*Directive*: Rename "trace-line" to "plot-curve" in the data from the line containing "Find all labels, buttons, inputs, and" through the line containing "412, 391, 692]", inclusive, and reproduce only those lines with nothing else altered.

***

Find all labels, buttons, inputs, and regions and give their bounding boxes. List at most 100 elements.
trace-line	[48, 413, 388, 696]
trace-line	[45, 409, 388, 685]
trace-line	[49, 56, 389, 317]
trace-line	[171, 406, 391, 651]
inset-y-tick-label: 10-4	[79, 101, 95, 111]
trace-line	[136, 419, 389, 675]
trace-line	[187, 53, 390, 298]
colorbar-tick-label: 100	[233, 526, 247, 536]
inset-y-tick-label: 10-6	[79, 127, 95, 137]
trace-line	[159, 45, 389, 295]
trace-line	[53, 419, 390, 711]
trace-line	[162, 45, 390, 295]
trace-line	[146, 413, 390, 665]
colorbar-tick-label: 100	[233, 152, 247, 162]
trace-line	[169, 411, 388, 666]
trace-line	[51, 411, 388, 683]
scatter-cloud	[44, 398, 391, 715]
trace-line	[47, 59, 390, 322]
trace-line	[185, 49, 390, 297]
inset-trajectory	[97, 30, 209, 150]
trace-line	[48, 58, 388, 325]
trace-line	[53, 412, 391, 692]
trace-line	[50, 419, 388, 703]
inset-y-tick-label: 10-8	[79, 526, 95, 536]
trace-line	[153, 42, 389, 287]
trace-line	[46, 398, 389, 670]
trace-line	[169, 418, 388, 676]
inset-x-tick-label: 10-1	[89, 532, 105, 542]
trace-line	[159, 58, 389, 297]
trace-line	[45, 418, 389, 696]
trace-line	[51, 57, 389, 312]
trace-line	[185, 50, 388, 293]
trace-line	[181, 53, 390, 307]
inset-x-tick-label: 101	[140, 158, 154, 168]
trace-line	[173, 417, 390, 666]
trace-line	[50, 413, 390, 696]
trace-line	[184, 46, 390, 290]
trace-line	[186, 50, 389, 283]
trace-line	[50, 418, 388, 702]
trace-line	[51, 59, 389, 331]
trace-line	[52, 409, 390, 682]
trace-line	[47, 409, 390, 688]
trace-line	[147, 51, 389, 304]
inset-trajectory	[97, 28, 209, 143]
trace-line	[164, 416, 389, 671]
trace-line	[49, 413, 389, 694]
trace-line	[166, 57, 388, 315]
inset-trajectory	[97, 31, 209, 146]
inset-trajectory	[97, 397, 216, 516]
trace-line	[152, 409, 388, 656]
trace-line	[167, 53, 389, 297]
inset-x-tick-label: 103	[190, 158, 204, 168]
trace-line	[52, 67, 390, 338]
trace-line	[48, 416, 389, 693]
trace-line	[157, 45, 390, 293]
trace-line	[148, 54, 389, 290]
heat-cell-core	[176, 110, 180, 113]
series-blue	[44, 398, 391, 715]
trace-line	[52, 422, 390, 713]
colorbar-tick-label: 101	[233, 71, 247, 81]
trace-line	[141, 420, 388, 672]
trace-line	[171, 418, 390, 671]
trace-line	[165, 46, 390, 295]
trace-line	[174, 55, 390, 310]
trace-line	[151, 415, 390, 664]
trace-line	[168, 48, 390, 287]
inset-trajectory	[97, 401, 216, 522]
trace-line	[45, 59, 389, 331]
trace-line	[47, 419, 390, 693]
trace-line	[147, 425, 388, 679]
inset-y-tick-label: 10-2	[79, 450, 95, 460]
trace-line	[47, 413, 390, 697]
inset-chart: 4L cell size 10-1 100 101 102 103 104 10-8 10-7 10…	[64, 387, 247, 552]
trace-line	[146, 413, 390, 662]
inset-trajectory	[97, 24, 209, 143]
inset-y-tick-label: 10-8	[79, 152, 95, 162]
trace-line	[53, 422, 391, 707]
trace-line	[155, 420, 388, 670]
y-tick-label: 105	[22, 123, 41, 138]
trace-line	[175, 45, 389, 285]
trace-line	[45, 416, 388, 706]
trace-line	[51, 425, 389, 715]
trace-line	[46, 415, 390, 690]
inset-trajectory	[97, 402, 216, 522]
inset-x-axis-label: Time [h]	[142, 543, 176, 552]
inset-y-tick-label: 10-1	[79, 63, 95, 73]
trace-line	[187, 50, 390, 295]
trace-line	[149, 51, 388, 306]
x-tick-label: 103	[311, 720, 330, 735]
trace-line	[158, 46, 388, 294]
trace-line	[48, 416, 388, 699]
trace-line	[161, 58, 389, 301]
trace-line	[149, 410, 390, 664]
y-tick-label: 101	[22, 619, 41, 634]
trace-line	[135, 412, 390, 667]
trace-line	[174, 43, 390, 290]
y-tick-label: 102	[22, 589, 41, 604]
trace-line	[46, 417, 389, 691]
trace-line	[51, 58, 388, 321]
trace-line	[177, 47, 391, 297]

***

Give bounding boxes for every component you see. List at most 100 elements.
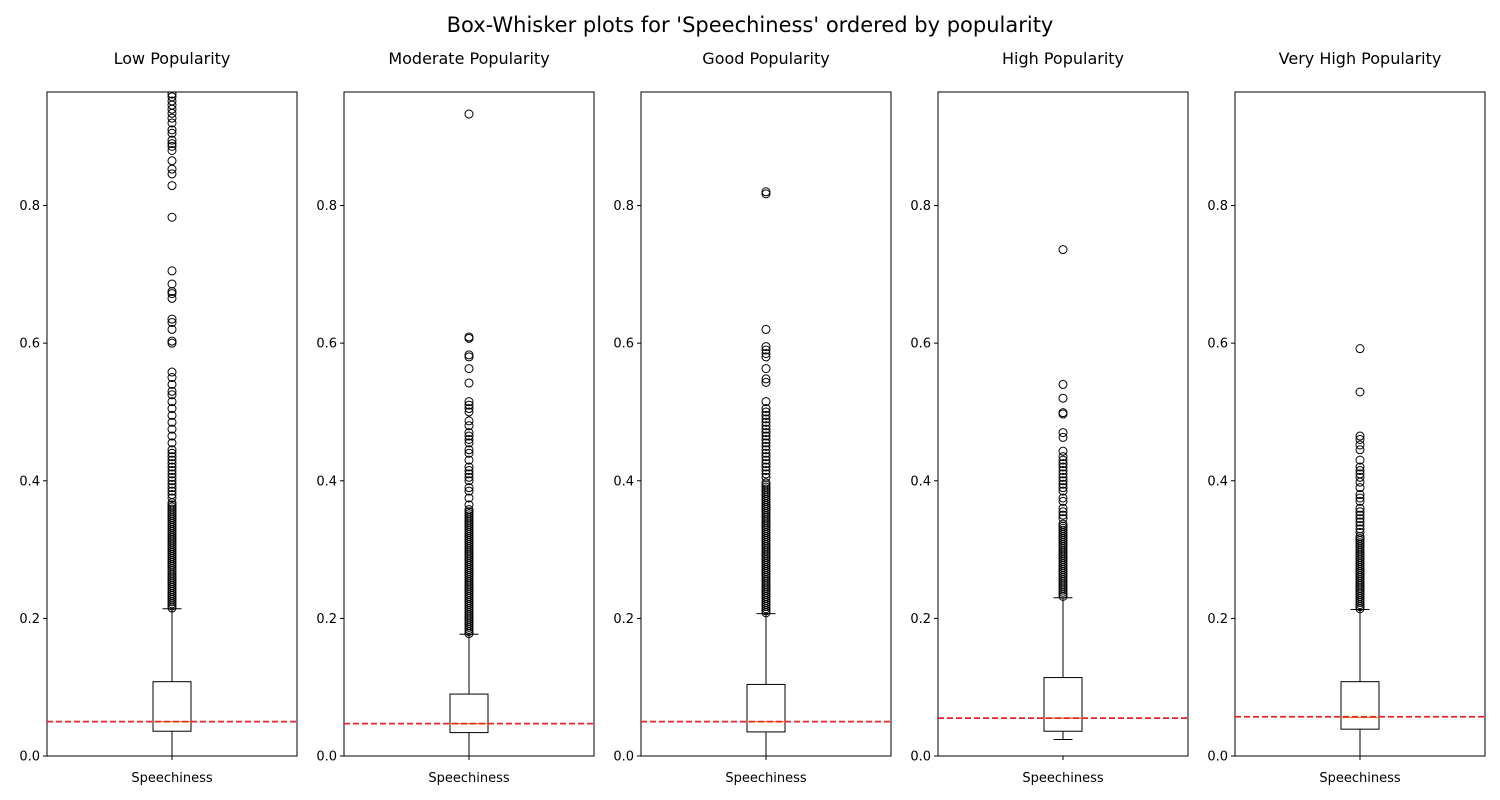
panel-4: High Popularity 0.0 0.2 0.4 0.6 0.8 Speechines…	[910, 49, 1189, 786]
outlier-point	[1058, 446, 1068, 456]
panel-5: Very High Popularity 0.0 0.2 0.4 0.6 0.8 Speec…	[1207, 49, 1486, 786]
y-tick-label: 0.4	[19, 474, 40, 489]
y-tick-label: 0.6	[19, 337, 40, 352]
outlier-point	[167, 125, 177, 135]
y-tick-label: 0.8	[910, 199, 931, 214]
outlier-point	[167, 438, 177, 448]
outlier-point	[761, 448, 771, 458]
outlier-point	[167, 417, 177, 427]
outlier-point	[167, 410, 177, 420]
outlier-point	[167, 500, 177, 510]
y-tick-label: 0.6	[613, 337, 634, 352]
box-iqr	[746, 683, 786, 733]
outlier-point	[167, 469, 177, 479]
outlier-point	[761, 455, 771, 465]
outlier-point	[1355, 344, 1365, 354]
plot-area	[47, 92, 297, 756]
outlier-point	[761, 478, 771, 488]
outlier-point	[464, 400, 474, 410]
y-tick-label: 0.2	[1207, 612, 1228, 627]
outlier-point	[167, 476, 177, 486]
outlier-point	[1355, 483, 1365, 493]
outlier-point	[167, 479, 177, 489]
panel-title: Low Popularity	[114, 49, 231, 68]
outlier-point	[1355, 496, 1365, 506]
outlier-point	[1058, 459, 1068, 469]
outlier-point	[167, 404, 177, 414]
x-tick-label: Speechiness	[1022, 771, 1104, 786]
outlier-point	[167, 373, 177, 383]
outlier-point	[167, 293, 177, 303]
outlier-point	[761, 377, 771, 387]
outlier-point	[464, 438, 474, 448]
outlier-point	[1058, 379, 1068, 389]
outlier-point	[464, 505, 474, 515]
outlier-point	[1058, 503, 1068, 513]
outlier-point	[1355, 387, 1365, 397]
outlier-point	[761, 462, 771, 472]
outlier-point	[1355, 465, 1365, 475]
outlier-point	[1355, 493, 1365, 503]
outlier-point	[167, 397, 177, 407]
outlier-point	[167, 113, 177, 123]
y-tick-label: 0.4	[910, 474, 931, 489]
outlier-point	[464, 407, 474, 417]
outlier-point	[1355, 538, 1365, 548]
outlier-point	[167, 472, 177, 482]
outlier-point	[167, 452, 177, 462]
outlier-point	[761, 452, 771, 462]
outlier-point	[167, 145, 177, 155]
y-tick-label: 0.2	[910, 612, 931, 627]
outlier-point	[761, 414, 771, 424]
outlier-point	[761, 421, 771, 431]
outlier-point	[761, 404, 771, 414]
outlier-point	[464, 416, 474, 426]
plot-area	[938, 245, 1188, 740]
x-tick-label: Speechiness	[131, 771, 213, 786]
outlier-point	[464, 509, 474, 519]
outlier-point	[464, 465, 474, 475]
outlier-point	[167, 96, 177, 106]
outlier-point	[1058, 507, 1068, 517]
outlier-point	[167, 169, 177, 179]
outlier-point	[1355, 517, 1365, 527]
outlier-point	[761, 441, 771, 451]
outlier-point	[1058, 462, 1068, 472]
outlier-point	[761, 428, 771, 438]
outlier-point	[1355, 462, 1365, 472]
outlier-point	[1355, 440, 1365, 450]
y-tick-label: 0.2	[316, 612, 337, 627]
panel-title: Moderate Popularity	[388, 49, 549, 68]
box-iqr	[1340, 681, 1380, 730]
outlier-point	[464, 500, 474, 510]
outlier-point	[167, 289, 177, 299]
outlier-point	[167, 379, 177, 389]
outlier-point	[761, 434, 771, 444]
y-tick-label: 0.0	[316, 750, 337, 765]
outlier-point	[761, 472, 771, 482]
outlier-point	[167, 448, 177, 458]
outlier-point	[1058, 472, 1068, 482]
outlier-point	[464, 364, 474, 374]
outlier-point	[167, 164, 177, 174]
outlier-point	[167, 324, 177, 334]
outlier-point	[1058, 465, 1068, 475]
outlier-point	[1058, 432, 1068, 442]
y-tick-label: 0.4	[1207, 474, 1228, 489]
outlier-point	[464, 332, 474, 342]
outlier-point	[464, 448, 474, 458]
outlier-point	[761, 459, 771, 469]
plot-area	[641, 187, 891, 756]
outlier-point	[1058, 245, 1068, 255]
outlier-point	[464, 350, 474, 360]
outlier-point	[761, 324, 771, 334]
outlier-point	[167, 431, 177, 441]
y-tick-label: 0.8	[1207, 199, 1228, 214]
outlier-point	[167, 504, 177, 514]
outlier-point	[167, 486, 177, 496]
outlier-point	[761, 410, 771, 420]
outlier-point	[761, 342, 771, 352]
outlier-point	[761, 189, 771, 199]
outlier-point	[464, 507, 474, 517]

***

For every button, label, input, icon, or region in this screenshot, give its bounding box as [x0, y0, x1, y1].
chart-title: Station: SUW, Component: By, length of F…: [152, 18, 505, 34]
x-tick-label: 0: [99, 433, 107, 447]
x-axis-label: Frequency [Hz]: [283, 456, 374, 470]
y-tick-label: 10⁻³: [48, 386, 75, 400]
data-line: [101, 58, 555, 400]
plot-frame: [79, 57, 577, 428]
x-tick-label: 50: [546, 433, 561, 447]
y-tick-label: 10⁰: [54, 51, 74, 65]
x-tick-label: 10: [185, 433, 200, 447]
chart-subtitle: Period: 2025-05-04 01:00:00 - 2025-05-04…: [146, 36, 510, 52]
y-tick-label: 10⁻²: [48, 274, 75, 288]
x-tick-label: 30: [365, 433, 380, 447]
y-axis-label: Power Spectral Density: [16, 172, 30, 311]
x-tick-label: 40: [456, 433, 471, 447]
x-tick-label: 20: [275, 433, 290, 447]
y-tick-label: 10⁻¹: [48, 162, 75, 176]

***

*Task response*:
Find all labels, buttons, inputs, and regions and give their bounding boxes. List at most 100 elements.
plot-curve	[48, 413, 388, 696]
plot-curve	[45, 409, 388, 685]
plot-curve	[49, 56, 389, 317]
plot-curve	[171, 406, 391, 651]
inset-y-tick-label: 10-4	[79, 101, 95, 111]
plot-curve	[136, 419, 389, 675]
plot-curve	[187, 53, 390, 298]
colorbar-tick-label: 100	[233, 526, 247, 536]
inset-y-tick-label: 10-6	[79, 127, 95, 137]
plot-curve	[159, 45, 389, 295]
plot-curve	[53, 419, 390, 711]
plot-curve	[162, 45, 390, 295]
plot-curve	[146, 413, 390, 665]
colorbar-tick-label: 100	[233, 152, 247, 162]
plot-curve	[169, 411, 388, 666]
plot-curve	[51, 411, 388, 683]
scatter-cloud	[44, 398, 391, 715]
plot-curve	[47, 59, 390, 322]
plot-curve	[185, 49, 390, 297]
inset-trajectory	[97, 30, 209, 150]
plot-curve	[48, 58, 388, 325]
plot-curve	[53, 412, 391, 692]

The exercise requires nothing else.